── Information supplied
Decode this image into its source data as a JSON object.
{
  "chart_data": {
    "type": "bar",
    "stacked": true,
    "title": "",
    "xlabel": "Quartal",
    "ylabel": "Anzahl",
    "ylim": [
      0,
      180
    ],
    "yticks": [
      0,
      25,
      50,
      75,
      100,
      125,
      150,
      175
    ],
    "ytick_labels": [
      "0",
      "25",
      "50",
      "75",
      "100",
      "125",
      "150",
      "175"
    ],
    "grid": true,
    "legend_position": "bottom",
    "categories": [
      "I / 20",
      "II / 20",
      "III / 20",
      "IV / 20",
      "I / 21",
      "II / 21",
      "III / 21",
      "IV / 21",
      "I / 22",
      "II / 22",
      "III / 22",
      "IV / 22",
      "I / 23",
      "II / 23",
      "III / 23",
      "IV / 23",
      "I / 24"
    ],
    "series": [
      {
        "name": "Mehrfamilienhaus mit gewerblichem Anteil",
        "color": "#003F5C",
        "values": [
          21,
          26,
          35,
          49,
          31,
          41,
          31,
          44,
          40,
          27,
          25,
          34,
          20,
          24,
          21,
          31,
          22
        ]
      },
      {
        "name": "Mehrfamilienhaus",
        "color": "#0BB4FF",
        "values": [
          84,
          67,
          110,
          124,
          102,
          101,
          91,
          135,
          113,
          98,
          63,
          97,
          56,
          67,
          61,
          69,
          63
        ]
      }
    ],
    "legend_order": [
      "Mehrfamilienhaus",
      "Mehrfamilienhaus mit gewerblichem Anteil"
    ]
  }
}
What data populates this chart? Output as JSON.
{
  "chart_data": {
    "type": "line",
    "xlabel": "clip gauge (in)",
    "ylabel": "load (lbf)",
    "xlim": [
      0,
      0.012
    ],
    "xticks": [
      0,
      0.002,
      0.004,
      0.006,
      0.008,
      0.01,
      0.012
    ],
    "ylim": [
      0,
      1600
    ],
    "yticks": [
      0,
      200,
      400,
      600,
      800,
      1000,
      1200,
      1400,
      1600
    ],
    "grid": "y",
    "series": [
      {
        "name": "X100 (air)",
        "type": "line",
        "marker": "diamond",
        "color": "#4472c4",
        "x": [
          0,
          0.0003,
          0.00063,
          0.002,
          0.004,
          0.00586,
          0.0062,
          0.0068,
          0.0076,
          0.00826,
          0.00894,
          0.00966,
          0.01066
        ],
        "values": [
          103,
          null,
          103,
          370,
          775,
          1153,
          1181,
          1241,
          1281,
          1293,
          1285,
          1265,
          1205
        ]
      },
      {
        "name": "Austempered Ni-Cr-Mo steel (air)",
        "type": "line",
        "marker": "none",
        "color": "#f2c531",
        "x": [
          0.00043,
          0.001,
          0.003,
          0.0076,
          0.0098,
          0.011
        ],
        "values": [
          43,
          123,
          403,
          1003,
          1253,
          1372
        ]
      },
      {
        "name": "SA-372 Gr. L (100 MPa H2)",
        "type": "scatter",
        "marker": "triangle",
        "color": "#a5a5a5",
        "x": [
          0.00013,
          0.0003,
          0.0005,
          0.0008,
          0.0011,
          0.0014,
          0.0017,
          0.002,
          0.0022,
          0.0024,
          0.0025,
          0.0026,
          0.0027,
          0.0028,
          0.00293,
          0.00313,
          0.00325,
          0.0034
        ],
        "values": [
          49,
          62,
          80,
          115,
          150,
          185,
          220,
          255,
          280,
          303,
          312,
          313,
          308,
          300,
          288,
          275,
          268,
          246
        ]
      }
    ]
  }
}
────
■ **What is needed**: From the entries above, copy every line where the word "type" shows up.

■ **Answer to the exercise**:
    "type": "bar",
    "type": "line",
        "type": "line",
        "type": "line",
        "type": "scatter",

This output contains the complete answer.